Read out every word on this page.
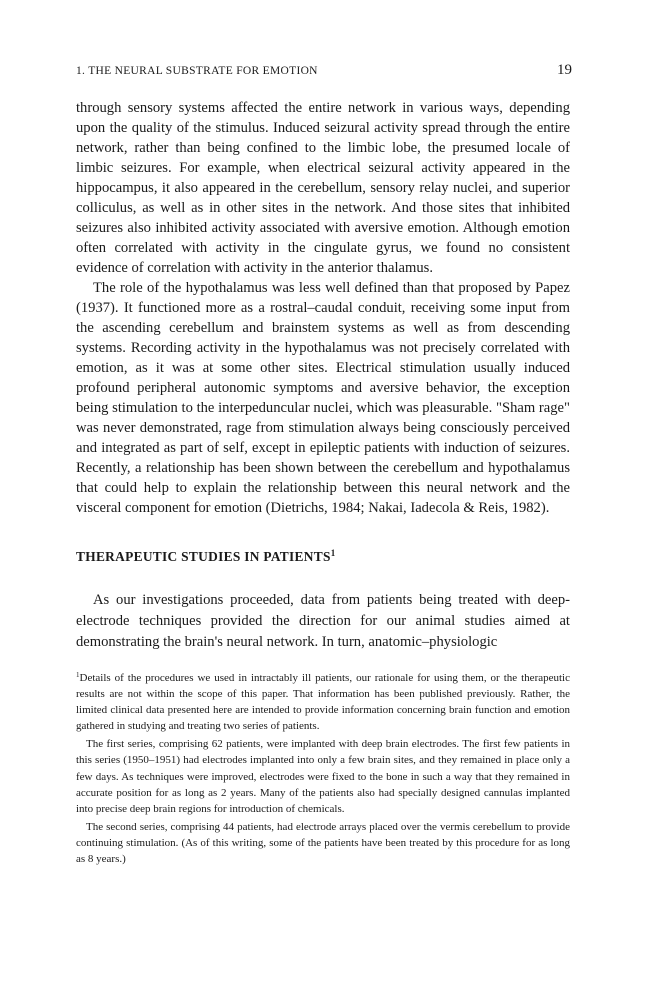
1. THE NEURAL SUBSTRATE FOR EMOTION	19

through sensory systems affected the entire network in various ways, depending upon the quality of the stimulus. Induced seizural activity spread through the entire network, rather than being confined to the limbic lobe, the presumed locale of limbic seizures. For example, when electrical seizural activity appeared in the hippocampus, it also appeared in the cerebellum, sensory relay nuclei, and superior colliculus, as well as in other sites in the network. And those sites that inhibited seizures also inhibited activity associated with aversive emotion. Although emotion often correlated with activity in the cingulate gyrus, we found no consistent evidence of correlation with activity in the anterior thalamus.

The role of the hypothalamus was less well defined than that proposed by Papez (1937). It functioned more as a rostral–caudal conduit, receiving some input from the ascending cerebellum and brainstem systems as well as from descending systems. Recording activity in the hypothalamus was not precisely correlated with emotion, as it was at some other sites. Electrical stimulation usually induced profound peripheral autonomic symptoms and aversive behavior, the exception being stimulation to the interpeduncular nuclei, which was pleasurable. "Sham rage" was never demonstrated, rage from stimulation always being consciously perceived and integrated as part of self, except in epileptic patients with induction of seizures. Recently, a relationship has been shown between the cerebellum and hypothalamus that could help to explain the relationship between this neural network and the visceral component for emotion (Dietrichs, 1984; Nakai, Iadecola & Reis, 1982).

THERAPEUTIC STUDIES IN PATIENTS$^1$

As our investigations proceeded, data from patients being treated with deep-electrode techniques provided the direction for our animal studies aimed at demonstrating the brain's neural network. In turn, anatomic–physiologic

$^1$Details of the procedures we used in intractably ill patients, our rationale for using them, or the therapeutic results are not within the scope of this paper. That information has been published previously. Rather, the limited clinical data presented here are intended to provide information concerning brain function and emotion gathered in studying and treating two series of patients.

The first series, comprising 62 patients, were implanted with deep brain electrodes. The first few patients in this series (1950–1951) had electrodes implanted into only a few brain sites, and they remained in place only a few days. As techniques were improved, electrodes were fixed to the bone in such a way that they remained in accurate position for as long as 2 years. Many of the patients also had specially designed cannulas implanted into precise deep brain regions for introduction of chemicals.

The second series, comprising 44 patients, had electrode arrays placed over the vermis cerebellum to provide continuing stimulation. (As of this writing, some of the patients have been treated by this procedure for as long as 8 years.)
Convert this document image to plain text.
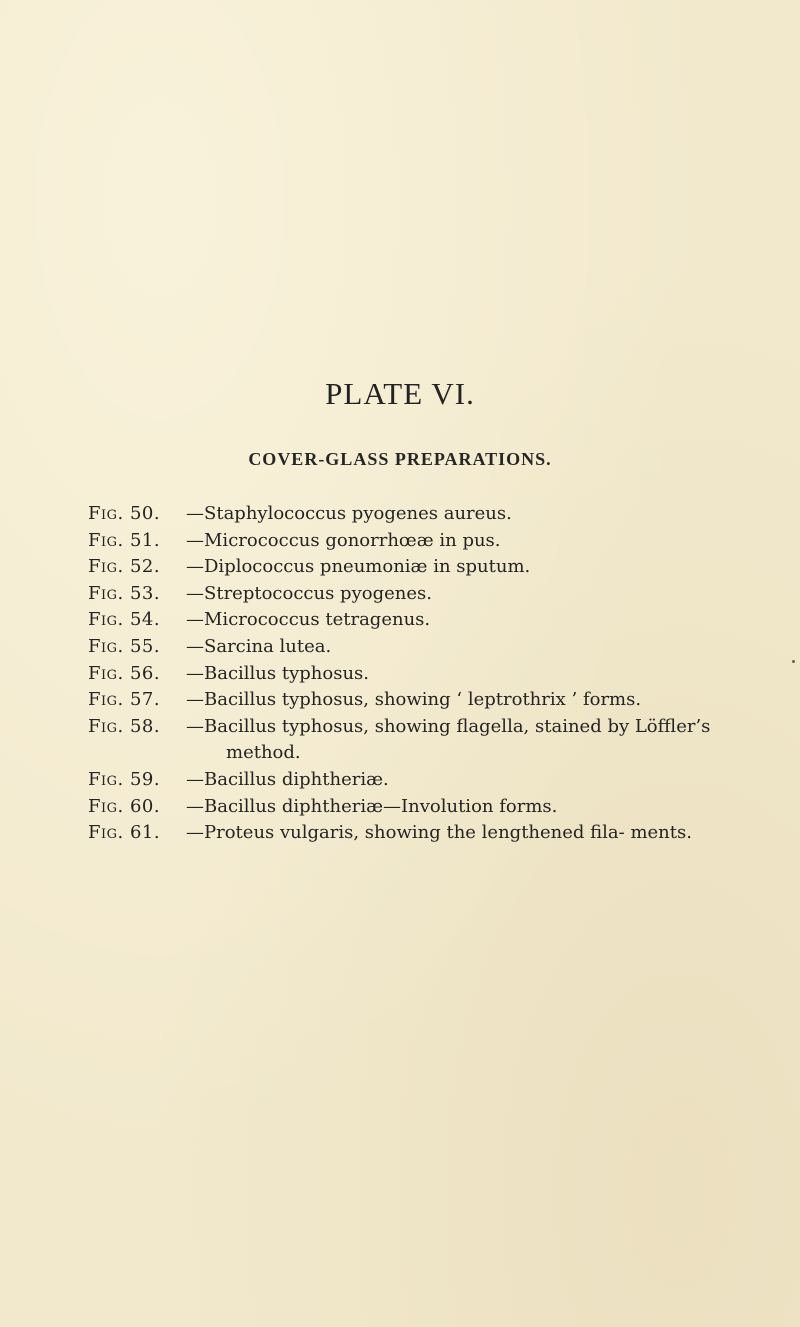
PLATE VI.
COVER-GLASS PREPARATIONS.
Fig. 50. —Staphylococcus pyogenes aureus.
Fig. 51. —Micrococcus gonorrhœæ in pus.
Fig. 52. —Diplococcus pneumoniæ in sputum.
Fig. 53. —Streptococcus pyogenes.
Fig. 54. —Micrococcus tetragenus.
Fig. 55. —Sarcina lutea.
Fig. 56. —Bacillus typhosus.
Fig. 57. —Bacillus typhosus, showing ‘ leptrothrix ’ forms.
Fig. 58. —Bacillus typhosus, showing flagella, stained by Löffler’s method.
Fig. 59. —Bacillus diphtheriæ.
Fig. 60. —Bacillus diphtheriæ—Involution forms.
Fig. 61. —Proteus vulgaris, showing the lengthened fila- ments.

☆ ☆ ☆ ☆ ☆

Exactly the lines from the one containing "Convert this document image to plain text." through the last line of the material above, both included and free of pictures, should make up your answer, please.

# [EXERCISE RESULT]
Convert this document image to plain text.
PLATE VI.
COVER-GLASS PREPARATIONS.
Fig. 50. —Staphylococcus pyogenes aureus.
Fig. 51. —Micrococcus gonorrhœæ in pus.
Fig. 52. —Diplococcus pneumoniæ in sputum.
Fig. 53. —Streptococcus pyogenes.
Fig. 54. —Micrococcus tetragenus.
Fig. 55. —Sarcina lutea.
Fig. 56. —Bacillus typhosus.
Fig. 57. —Bacillus typhosus, showing ‘ leptrothrix ’ forms.
Fig. 58. —Bacillus typhosus, showing flagella, stained by Löffler’s method.
Fig. 59. —Bacillus diphtheriæ.
Fig. 60. —Bacillus diphtheriæ—Involution forms.
Fig. 61. —Proteus vulgaris, showing the lengthened fila- ments.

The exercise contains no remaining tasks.